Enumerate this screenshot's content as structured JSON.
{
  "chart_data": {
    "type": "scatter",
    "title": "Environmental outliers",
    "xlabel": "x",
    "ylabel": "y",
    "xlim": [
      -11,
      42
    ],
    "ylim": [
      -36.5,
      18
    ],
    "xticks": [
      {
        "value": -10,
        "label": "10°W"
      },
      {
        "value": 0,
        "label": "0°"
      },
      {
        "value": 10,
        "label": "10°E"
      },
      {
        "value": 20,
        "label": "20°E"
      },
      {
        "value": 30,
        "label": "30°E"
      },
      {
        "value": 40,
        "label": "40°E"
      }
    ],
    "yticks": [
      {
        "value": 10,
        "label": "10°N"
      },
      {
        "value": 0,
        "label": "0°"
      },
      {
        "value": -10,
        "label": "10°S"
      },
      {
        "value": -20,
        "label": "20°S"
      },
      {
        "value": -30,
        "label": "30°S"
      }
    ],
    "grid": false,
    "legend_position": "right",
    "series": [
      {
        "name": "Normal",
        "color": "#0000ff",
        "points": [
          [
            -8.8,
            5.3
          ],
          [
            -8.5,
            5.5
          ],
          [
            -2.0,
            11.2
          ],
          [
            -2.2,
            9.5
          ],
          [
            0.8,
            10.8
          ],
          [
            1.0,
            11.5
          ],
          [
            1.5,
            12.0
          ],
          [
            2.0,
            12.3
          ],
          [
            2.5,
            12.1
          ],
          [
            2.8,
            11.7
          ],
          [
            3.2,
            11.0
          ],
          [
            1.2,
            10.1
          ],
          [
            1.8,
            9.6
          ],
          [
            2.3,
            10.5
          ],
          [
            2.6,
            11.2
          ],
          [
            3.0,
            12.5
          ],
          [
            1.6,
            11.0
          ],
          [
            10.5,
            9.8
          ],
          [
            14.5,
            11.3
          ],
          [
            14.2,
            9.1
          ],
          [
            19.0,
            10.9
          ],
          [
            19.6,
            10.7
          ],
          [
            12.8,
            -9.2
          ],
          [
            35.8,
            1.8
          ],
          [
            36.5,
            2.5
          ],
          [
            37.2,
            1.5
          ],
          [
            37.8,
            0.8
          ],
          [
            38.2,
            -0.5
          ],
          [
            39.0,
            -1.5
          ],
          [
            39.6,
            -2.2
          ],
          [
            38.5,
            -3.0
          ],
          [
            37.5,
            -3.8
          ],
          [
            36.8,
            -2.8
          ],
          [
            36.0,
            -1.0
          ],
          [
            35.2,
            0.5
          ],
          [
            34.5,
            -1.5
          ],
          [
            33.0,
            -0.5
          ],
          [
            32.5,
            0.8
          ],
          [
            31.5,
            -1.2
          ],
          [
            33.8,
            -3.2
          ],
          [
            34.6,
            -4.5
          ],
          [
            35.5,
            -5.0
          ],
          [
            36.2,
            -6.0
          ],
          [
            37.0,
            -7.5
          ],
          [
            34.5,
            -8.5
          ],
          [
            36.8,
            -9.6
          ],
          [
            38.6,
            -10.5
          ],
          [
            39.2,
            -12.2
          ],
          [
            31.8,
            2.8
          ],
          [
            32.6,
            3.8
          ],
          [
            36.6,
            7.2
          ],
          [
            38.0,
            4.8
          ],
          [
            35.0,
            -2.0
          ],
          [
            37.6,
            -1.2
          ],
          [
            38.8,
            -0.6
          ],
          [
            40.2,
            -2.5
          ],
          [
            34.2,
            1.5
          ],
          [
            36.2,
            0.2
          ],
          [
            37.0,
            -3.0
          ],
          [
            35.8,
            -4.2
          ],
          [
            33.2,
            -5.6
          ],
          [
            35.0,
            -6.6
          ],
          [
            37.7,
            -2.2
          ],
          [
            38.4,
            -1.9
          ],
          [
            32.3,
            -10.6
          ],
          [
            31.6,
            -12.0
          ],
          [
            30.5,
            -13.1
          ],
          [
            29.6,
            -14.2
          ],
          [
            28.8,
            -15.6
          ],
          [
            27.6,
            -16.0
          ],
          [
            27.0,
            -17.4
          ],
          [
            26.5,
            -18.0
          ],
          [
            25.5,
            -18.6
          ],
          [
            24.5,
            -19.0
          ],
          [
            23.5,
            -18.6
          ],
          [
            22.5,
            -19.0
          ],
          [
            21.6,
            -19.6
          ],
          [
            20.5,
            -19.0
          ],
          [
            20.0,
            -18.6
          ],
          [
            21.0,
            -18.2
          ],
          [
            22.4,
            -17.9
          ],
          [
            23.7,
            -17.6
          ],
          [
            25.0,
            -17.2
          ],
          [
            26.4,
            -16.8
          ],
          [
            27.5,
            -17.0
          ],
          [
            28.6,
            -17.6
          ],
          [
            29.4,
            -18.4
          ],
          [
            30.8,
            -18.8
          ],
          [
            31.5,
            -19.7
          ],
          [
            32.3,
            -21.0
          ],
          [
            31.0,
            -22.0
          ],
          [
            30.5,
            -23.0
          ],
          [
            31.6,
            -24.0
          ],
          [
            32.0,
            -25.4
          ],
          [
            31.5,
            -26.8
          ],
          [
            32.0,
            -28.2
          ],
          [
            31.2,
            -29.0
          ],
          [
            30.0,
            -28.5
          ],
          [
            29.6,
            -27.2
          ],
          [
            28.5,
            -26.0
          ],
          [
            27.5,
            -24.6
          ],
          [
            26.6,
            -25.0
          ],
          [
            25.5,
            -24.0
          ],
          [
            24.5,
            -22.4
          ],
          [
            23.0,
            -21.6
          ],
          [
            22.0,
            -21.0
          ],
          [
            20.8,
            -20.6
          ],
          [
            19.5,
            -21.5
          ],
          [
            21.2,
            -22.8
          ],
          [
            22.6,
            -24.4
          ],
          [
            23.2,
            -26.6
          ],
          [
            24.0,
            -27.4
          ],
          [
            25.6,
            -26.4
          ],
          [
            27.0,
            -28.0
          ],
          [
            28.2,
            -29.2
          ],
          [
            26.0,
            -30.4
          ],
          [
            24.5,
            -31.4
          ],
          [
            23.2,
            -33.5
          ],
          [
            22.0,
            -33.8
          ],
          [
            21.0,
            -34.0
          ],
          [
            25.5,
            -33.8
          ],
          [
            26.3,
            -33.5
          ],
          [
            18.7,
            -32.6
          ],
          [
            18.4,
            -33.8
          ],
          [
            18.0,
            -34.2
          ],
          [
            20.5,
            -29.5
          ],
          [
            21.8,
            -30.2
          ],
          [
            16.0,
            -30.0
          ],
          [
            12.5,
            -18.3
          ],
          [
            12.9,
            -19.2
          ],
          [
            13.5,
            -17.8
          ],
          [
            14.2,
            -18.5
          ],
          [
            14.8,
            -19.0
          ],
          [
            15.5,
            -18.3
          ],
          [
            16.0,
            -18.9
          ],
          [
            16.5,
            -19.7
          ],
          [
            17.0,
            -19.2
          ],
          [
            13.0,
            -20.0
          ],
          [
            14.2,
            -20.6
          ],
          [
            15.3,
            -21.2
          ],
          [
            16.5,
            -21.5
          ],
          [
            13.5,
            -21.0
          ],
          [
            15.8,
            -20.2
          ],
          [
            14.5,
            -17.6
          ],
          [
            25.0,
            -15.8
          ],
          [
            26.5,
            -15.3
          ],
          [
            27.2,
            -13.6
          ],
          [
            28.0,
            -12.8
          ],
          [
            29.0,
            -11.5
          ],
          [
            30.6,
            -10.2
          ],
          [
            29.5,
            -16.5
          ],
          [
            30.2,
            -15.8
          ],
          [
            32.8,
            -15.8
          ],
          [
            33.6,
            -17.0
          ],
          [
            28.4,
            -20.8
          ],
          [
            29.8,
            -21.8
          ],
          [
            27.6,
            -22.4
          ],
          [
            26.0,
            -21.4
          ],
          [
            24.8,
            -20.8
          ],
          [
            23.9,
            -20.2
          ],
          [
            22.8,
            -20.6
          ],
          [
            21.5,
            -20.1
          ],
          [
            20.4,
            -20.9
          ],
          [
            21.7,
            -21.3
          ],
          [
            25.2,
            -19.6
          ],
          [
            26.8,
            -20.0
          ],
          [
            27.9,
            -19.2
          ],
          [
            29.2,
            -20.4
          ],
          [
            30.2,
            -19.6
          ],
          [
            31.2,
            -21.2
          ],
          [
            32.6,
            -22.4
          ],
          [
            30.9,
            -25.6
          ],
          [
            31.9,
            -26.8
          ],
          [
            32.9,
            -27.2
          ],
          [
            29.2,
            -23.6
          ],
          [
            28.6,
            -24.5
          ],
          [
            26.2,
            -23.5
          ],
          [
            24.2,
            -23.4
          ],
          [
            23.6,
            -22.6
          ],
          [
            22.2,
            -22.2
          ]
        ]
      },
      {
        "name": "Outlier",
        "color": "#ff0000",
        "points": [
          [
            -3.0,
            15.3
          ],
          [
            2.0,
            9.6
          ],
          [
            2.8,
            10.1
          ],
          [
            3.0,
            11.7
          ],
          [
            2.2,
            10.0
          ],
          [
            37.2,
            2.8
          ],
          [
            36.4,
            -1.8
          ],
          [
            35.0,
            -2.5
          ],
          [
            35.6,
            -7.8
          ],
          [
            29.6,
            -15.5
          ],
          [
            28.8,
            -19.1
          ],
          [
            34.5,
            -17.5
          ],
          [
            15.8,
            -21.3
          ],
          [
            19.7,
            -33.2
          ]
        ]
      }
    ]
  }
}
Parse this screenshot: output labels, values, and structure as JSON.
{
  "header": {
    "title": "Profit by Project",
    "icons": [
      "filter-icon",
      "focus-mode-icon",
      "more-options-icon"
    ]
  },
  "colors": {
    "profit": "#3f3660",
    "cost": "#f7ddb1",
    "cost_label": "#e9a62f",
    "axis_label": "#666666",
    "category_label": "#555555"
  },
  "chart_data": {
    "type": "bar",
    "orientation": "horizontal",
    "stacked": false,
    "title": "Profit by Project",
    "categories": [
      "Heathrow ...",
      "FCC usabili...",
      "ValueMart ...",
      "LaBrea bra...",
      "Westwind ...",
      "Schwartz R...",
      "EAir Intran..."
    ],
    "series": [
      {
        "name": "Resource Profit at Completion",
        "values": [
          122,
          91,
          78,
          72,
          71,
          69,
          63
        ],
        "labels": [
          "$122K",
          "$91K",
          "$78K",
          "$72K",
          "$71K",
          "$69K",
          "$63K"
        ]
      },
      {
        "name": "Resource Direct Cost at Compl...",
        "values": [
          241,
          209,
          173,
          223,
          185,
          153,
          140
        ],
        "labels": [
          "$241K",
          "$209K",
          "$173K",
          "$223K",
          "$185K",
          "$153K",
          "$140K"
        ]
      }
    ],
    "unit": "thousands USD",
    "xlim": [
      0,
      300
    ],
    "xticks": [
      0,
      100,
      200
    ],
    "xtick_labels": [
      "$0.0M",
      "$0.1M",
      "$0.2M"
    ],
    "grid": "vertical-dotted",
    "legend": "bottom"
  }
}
----------
Instructions for the task
Find every line in the records that contains the word "this"; copy those lines.

Solution to the exercise
Enumerate this screenshot's content as structured JSON.
Parse this screenshot: output labels, values, and structure as JSON.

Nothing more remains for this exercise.